Each record below is to be copied word for word, with pictures removed.

■ **Records for processing**
::::::::

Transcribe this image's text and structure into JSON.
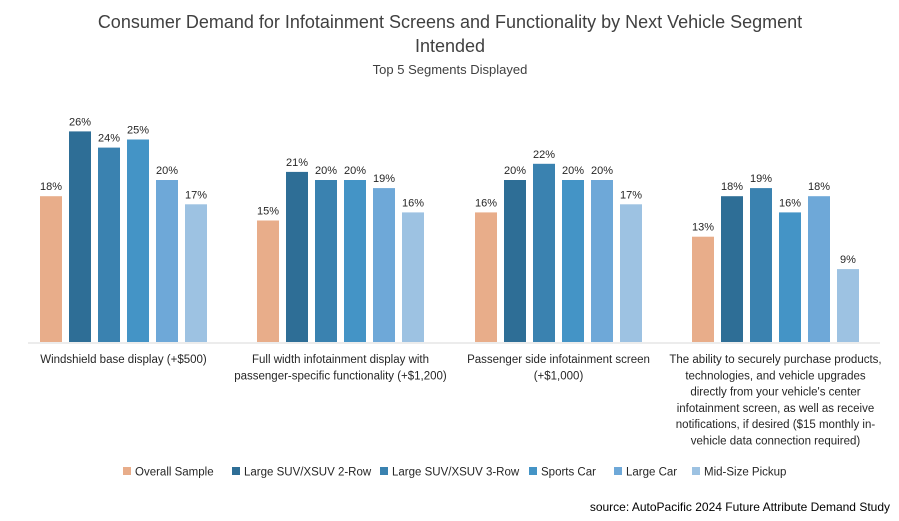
{
  "chart_data": {
    "type": "bar",
    "title": "Consumer Demand for Infotainment Screens and Functionality by Next Vehicle Segment Intended",
    "title_lines": [
      "Consumer Demand for Infotainment Screens and Functionality by Next Vehicle Segment",
      "Intended"
    ],
    "subtitle": "Top 5 Segments Displayed",
    "source": "source: AutoPacific 2024 Future Attribute Demand Study",
    "value_suffix": "%",
    "ylim": [
      0,
      30
    ],
    "grid": false,
    "legend_position": "bottom",
    "categories": [
      [
        "Windshield base display (+$500)"
      ],
      [
        "Full width infotainment display with",
        "passenger-specific functionality (+$1,200)"
      ],
      [
        "Passenger side infotainment screen",
        "(+$1,000)"
      ],
      [
        "The ability to securely purchase products,",
        "technologies, and vehicle upgrades",
        "directly from your vehicle's center",
        "infotainment screen, as well as receive",
        "notifications, if desired ($15 monthly in-",
        "vehicle data connection required)"
      ]
    ],
    "series": [
      {
        "name": "Overall Sample",
        "color": "#E8AD8A",
        "values": [
          18,
          15,
          16,
          13
        ]
      },
      {
        "name": "Large SUV/XSUV 2-Row",
        "color": "#2E6E96",
        "values": [
          26,
          21,
          20,
          18
        ]
      },
      {
        "name": "Large SUV/XSUV 3-Row",
        "color": "#3A82B0",
        "values": [
          24,
          20,
          22,
          19
        ]
      },
      {
        "name": "Sports Car",
        "color": "#4494C6",
        "values": [
          25,
          20,
          20,
          16
        ]
      },
      {
        "name": "Large Car",
        "color": "#6EA8D8",
        "values": [
          20,
          19,
          20,
          18
        ]
      },
      {
        "name": "Mid-Size Pickup",
        "color": "#9DC2E2",
        "values": [
          17,
          16,
          17,
          9
        ]
      }
    ]
  }
}
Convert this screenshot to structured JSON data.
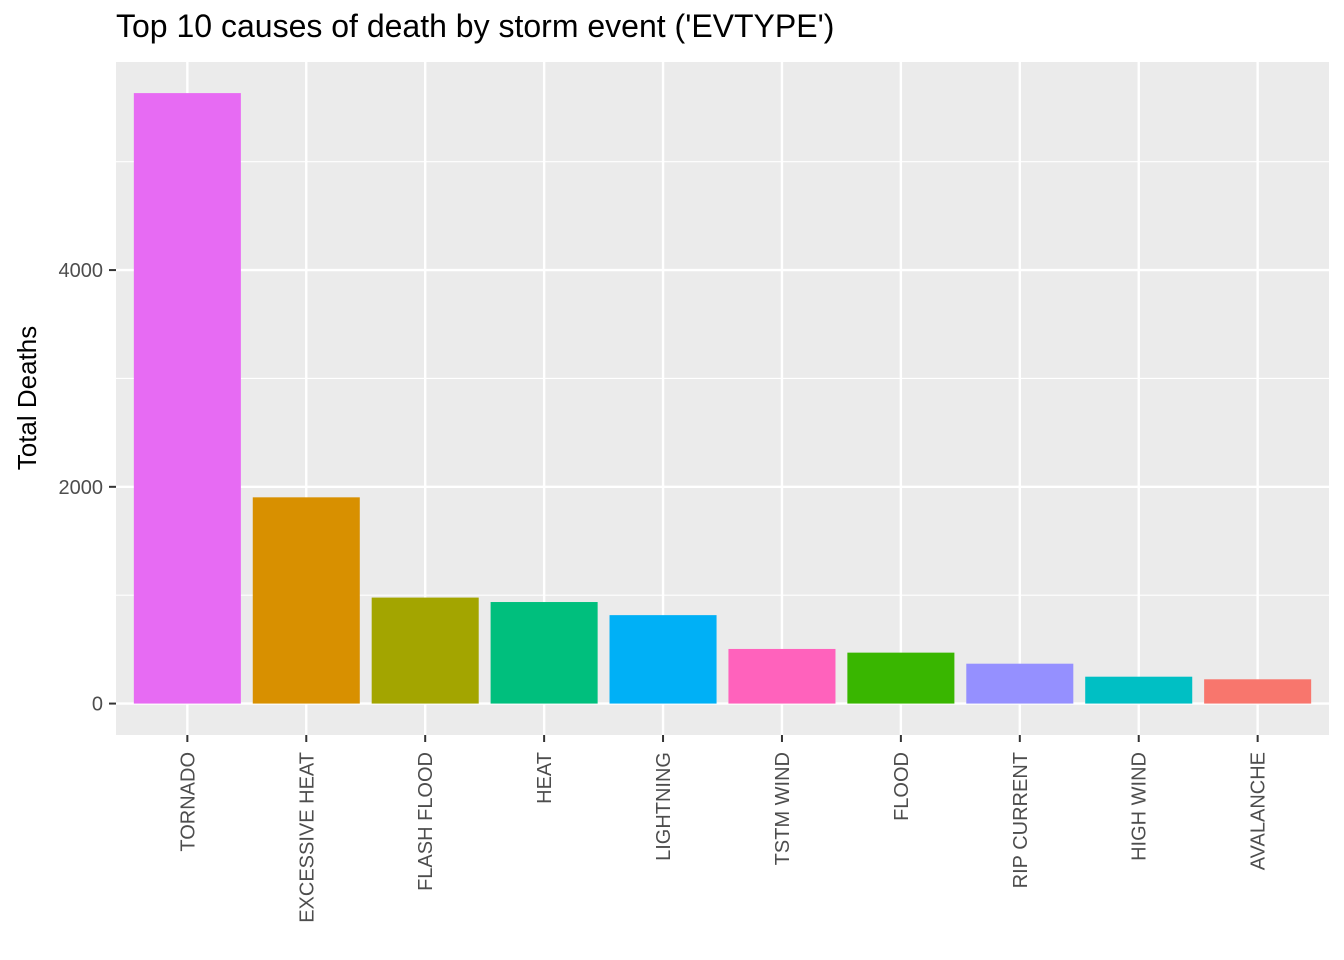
{
  "chart_data": {
    "type": "bar",
    "title": "Top 10 causes of death by storm event ('EVTYPE')",
    "xlabel": "",
    "ylabel": "Total Deaths",
    "categories": [
      "TORNADO",
      "EXCESSIVE HEAT",
      "FLASH FLOOD",
      "HEAT",
      "LIGHTNING",
      "TSTM WIND",
      "FLOOD",
      "RIP CURRENT",
      "HIGH WIND",
      "AVALANCHE"
    ],
    "values": [
      5633,
      1903,
      978,
      937,
      816,
      504,
      470,
      368,
      248,
      224
    ],
    "colors": [
      "#E76BF3",
      "#D89000",
      "#A3A500",
      "#00BF7D",
      "#00B0F6",
      "#FF62BC",
      "#39B600",
      "#9590FF",
      "#00BFC4",
      "#F8766D"
    ],
    "ylim": [
      -290,
      5920
    ],
    "yticks": [
      0,
      2000,
      4000
    ],
    "grid": true,
    "panel_background": "#EBEBEB",
    "legend": "none"
  }
}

::::::::

■ **Final answer**
Transcribe this image's text and structure into JSON.
{
  "chart_data": {
    "type": "bar",
    "title": "Consumer Demand for Infotainment Screens and Functionality by Next Vehicle Segment Intended",
    "title_lines": [
      "Consumer Demand for Infotainment Screens and Functionality by Next Vehicle Segment",
      "Intended"
    ],
    "subtitle": "Top 5 Segments Displayed",
    "source": "source: AutoPacific 2024 Future Attribute Demand Study",
    "value_suffix": "%",
    "ylim": [
      0,
      30
    ],
    "grid": false,
    "legend_position": "bottom",
    "categories": [
      [
        "Windshield base display (+$500)"
      ],
      [
        "Full width infotainment display with",
        "passenger-specific functionality (+$1,200)"
      ],
      [
        "Passenger side infotainment screen",
        "(+$1,000)"
      ],
      [
        "The ability to securely purchase products,",
        "technologies, and vehicle upgrades",
        "directly from your vehicle's center",
        "infotainment screen, as well as receive",
        "notifications, if desired ($15 monthly in-",
        "vehicle data connection required)"
      ]
    ],
    "series": [
      {
        "name": "Overall Sample",
        "color": "#E8AD8A",
        "values": [
          18,
          15,
          16,
          13
        ]
      },
      {
        "name": "Large SUV/XSUV 2-Row",
        "color": "#2E6E96",
        "values": [
          26,
          21,
          20,
          18
        ]
      },
      {
        "name": "Large SUV/XSUV 3-Row",
        "color": "#3A82B0",
        "values": [
          24,
          20,
          22,
          19
        ]
      },
      {
        "name": "Sports Car",
        "color": "#4494C6",
        "values": [
          25,
          20,
          20,
          16
        ]
      },
      {
        "name": "Large Car",
        "color": "#6EA8D8",
        "values": [
          20,
          19,
          20,
          18
        ]
      },
      {
        "name": "Mid-Size Pickup",
        "color": "#9DC2E2",
        "values": [
          17,
          16,
          17,
          9
        ]
      }
    ]
  }
}
Convert this screenshot to structured JSON data.
{
  "chart_data": {
    "type": "bar",
    "title": "Top 10 causes of death by storm event ('EVTYPE')",
    "xlabel": "",
    "ylabel": "Total Deaths",
    "categories": [
      "TORNADO",
      "EXCESSIVE HEAT",
      "FLASH FLOOD",
      "HEAT",
      "LIGHTNING",
      "TSTM WIND",
      "FLOOD",
      "RIP CURRENT",
      "HIGH WIND",
      "AVALANCHE"
    ],
    "values": [
      5633,
      1903,
      978,
      937,
      816,
      504,
      470,
      368,
      248,
      224
    ],
    "colors": [
      "#E76BF3",
      "#D89000",
      "#A3A500",
      "#00BF7D",
      "#00B0F6",
      "#FF62BC",
      "#39B600",
      "#9590FF",
      "#00BFC4",
      "#F8766D"
    ],
    "ylim": [
      -290,
      5920
    ],
    "yticks": [
      0,
      2000,
      4000
    ],
    "grid": true,
    "panel_background": "#EBEBEB",
    "legend": "none"
  }
}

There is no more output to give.